---------- Data lines ----------
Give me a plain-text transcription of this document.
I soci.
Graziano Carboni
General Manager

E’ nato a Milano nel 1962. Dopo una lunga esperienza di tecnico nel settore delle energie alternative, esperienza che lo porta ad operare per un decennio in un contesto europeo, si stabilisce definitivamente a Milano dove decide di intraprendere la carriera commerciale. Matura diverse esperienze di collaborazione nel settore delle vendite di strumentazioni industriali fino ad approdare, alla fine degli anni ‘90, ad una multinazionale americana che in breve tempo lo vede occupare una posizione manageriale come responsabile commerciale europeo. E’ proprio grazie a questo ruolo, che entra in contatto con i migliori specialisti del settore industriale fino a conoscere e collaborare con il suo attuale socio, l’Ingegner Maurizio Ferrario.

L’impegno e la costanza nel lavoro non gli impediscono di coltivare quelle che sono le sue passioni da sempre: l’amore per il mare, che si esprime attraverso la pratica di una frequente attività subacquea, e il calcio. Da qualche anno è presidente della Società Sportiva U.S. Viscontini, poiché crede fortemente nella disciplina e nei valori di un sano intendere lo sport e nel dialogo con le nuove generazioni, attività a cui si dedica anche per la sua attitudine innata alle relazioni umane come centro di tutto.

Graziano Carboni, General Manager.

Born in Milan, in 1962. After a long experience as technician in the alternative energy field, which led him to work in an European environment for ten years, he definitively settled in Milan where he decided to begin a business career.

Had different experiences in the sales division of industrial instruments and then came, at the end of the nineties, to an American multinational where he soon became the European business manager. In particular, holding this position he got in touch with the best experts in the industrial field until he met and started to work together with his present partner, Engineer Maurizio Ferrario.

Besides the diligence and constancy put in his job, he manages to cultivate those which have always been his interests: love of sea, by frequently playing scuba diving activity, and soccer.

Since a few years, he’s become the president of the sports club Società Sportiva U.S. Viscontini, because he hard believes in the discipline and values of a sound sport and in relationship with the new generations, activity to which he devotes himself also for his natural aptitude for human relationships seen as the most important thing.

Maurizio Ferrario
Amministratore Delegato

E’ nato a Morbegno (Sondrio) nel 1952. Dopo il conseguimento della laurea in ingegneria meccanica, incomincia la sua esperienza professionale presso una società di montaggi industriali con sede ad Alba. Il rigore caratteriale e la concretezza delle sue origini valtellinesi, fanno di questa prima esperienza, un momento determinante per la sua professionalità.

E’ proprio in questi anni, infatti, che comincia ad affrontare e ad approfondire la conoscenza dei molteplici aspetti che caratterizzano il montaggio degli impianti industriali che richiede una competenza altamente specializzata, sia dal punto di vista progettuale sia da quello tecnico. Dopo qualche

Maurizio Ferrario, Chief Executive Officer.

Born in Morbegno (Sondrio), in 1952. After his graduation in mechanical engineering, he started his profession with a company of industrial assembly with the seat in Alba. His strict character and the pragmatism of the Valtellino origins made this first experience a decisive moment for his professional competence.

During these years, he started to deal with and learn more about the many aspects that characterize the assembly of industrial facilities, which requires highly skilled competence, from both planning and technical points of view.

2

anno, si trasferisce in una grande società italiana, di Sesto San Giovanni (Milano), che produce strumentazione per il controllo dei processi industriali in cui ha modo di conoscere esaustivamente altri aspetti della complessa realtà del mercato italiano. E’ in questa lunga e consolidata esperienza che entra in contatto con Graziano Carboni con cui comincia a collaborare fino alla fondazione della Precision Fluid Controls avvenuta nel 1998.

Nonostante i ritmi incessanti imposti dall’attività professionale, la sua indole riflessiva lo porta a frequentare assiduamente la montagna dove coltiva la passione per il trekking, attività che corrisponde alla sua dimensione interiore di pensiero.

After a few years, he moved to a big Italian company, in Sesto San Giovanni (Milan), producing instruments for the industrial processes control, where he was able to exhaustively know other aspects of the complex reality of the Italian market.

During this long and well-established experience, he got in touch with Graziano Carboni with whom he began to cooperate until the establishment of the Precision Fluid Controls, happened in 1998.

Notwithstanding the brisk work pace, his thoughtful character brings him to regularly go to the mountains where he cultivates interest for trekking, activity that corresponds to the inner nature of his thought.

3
----------
Print all of the data exactly as it was given.

Give me a plain-text transcription of this document.
I soci.
Graziano Carboni
General Manager

E’ nato a Milano nel 1962. Dopo una lunga esperienza di tecnico nel settore delle energie alternative, esperienza che lo porta ad operare per un decennio in un contesto europeo, si stabilisce definitivamente a Milano dove decide di intraprendere la carriera commerciale. Matura diverse esperienze di collaborazione nel settore delle vendite di strumentazioni industriali fino ad approdare, alla fine degli anni ‘90, ad una multinazionale americana che in breve tempo lo vede occupare una posizione manageriale come responsabile commerciale europeo. E’ proprio grazie a questo ruolo, che entra in contatto con i migliori specialisti del settore industriale fino a conoscere e collaborare con il suo attuale socio, l’Ingegner Maurizio Ferrario.

L’impegno e la costanza nel lavoro non gli impediscono di coltivare quelle che sono le sue passioni da sempre: l’amore per il mare, che si esprime attraverso la pratica di una frequente attività subacquea, e il calcio. Da qualche anno è presidente della Società Sportiva U.S. Viscontini, poiché crede fortemente nella disciplina e nei valori di un sano intendere lo sport e nel dialogo con le nuove generazioni, attività a cui si dedica anche per la sua attitudine innata alle relazioni umane come centro di tutto.

Graziano Carboni, General Manager.

Born in Milan, in 1962. After a long experience as technician in the alternative energy field, which led him to work in an European environment for ten years, he definitively settled in Milan where he decided to begin a business career.

Had different experiences in the sales division of industrial instruments and then came, at the end of the nineties, to an American multinational where he soon became the European business manager. In particular, holding this position he got in touch with the best experts in the industrial field until he met and started to work together with his present partner, Engineer Maurizio Ferrario.

Besides the diligence and constancy put in his job, he manages to cultivate those which have always been his interests: love of sea, by frequently playing scuba diving activity, and soccer.

Since a few years, he’s become the president of the sports club Società Sportiva U.S. Viscontini, because he hard believes in the discipline and values of a sound sport and in relationship with the new generations, activity to which he devotes himself also for his natural aptitude for human relationships seen as the most important thing.

Maurizio Ferrario
Amministratore Delegato

E’ nato a Morbegno (Sondrio) nel 1952. Dopo il conseguimento della laurea in ingegneria meccanica, incomincia la sua esperienza professionale presso una società di montaggi industriali con sede ad Alba. Il rigore caratteriale e la concretezza delle sue origini valtellinesi, fanno di questa prima esperienza, un momento determinante per la sua professionalità.

E’ proprio in questi anni, infatti, che comincia ad affrontare e ad approfondire la conoscenza dei molteplici aspetti che caratterizzano il montaggio degli impianti industriali che richiede una competenza altamente specializzata, sia dal punto di vista progettuale sia da quello tecnico. Dopo qualche

Maurizio Ferrario, Chief Executive Officer.

Born in Morbegno (Sondrio), in 1952. After his graduation in mechanical engineering, he started his profession with a company of industrial assembly with the seat in Alba. His strict character and the pragmatism of the Valtellino origins made this first experience a decisive moment for his professional competence.

During these years, he started to deal with and learn more about the many aspects that characterize the assembly of industrial facilities, which requires highly skilled competence, from both planning and technical points of view.

2

anno, si trasferisce in una grande società italiana, di Sesto San Giovanni (Milano), che produce strumentazione per il controllo dei processi industriali in cui ha modo di conoscere esaustivamente altri aspetti della complessa realtà del mercato italiano. E’ in questa lunga e consolidata esperienza che entra in contatto con Graziano Carboni con cui comincia a collaborare fino alla fondazione della Precision Fluid Controls avvenuta nel 1998.

Nonostante i ritmi incessanti imposti dall’attività professionale, la sua indole riflessiva lo porta a frequentare assiduamente la montagna dove coltiva la passione per il trekking, attività che corrisponde alla sua dimensione interiore di pensiero.

After a few years, he moved to a big Italian company, in Sesto San Giovanni (Milan), producing instruments for the industrial processes control, where he was able to exhaustively know other aspects of the complex reality of the Italian market.

During this long and well-established experience, he got in touch with Graziano Carboni with whom he began to cooperate until the establishment of the Precision Fluid Controls, happened in 1998.

Notwithstanding the brisk work pace, his thoughtful character brings him to regularly go to the mountains where he cultivates interest for trekking, activity that corresponds to the inner nature of his thought.

3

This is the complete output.